What the task asks » Write out word for word the section of the passage on Bitcoin and Ponzi schemes that begins at "The entire premise" and ends after "past 10 years.".

Text passage »
+ + +
On the other hand, a Ponzi Scheme’s message is projected clearly at the start. A high ROI on investment but Bitcoin had nothing similar. Bitcoin investors have been optimistic about returns because of its built-in scarcity model. Clearly, the early adopters made a quick buck but as more adoption happens, this get-rich-quick model would fade off.
2. Bitcoin wasn’t pre-mined
Unlike other popular blockchains, Bitcoin wasn’t something built from a pool that was pre-funded. There was a predefined route in the whitepaper to be followed by miners willing to get new bitcoins. The project was released as an open-source project on the first day itself with no pre-mine.
Unlike many other networks, Bitcoin was developed from a group of majority stakeholders and voluntary user donations over a pre-mined or pre-funded pool of capital.
3. Open-Source Transactions
Take Bernie Madoff for example an American financier who executed the biggest Ponzi scheme in history defrauding tens of billions of dollars over many years. Investors put their trust in Madoff since he created a front of respectability and his returns were neither exceptionally high but were consistent. In 2009, he was sentenced to 150 years in prison.
A majority of all Ponzi schemes are based on a level of secrecy. Had the users being able to see where their money is getting invested they would strive to take their money out as soon as possible. Because of the secrecy, the market didn’t price the investment correctly until it was all haywire beyond control.
Bitcoin, on the other hand, works on the principle of trust and transparency. Every line of code, every transaction every done using the network is a distributed piece of open-source software that needs a majority consent to update and no central authority can change it alone. The community always says to “verify & not trust”.
The entire premise of Bitcoin is immutable & self-verifiable with zero reliance on traditional financial institutions. Only the private key associated with a wallet address can move the funds in it and no one can stop you from doing so if you use your own private key to do it.
Of course, third-party exchanges have the power to be fraudulent or compromised. Mt. Gox hack for example stole 850,000 bitcoins worth about $500 million at the time. In exchanges, people can be duped by malicious plugins or software to expose their private keys by phishing attempts or fraud. However, these hackers haven’t been able to tamper with the core Bitcoin network for the past 10 years.
4. Bitcoin evolved without any leading figure
Bitcoin doesn’t need to have the face of Gandhi, George Washington, or some god to portray its value. The fascinating nature of this system without a centralized leader not only makes it trustless but also effective as a medium of global exchange. Satoshi Nakamoto who established the Bitcoin network under a pseudonym collaborated only for the first 2 years of development and then vanished. Therefore no single mastermind is benefitting from what people say to be a Ponzi Scheme.
+ + +
Information shown »
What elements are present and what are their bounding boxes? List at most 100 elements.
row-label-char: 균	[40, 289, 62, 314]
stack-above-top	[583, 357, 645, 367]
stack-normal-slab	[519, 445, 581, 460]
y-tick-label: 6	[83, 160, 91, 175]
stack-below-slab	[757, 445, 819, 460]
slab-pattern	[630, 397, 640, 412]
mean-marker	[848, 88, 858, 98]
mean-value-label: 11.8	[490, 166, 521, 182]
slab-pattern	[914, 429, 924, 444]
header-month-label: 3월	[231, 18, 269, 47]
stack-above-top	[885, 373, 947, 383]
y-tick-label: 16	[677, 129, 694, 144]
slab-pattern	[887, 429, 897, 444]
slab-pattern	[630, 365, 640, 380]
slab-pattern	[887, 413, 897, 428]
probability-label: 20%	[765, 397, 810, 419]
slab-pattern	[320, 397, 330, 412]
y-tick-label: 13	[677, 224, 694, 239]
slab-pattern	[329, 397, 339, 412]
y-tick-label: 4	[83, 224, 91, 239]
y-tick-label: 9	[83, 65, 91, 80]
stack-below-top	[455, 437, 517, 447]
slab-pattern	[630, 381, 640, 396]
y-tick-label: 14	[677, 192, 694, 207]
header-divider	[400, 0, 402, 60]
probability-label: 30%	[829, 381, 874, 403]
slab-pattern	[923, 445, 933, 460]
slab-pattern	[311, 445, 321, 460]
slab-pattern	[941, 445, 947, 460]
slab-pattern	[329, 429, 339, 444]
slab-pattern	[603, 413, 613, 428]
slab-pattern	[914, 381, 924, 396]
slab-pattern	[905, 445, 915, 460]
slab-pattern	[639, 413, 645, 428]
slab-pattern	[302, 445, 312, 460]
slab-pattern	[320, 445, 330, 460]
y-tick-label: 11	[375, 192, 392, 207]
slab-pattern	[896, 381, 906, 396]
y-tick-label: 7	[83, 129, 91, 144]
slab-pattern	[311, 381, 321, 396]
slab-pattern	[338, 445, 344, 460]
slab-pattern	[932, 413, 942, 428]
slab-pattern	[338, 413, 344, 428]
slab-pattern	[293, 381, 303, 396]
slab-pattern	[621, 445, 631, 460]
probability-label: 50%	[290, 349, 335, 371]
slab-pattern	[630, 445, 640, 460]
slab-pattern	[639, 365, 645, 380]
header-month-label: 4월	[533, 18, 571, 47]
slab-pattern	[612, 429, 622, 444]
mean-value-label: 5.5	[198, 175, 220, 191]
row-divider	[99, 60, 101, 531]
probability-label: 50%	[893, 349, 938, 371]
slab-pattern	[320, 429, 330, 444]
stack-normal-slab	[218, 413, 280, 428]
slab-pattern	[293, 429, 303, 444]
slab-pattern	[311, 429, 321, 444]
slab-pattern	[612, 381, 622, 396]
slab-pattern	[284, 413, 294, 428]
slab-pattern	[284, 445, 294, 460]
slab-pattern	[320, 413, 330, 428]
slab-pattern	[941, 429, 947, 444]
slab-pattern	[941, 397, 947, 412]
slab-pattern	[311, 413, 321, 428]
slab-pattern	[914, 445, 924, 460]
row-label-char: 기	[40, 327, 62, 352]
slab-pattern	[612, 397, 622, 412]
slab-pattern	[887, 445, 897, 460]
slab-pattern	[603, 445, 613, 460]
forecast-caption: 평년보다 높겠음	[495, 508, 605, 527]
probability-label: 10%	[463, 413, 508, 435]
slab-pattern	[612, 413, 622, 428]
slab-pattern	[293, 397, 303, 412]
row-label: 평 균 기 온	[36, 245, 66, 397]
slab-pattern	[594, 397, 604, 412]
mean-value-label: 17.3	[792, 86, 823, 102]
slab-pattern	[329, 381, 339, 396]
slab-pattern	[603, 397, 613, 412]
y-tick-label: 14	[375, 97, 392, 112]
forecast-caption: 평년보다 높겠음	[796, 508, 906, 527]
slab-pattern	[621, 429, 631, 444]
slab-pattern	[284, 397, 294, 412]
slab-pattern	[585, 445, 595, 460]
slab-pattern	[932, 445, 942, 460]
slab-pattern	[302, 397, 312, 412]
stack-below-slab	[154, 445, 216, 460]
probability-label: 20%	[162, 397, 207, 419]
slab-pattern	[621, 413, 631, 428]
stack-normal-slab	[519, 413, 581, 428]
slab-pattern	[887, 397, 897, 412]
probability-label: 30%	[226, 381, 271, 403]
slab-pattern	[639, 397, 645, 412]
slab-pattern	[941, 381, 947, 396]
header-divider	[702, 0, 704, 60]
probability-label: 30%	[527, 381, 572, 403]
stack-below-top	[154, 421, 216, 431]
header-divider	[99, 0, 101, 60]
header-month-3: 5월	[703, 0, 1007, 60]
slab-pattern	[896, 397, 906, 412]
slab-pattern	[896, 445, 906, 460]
+ + +
Result »
The entire premise of Bitcoin is immutable & self-verifiable with zero reliance on traditional financial institutions. Only the private key associated with a wallet address can move the funds in it and no one can stop you from doing so if you use your own private key to do it.
Of course, third-party exchanges have the power to be fraudulent or compromised. Mt. Gox hack for example stole 850,000 bitcoins worth about $500 million at the time. In exchanges, people can be duped by malicious plugins or software to expose their private keys by phishing attempts or fraud. However, these hackers haven’t been able to tamper with the core Bitcoin network for the past 10 years.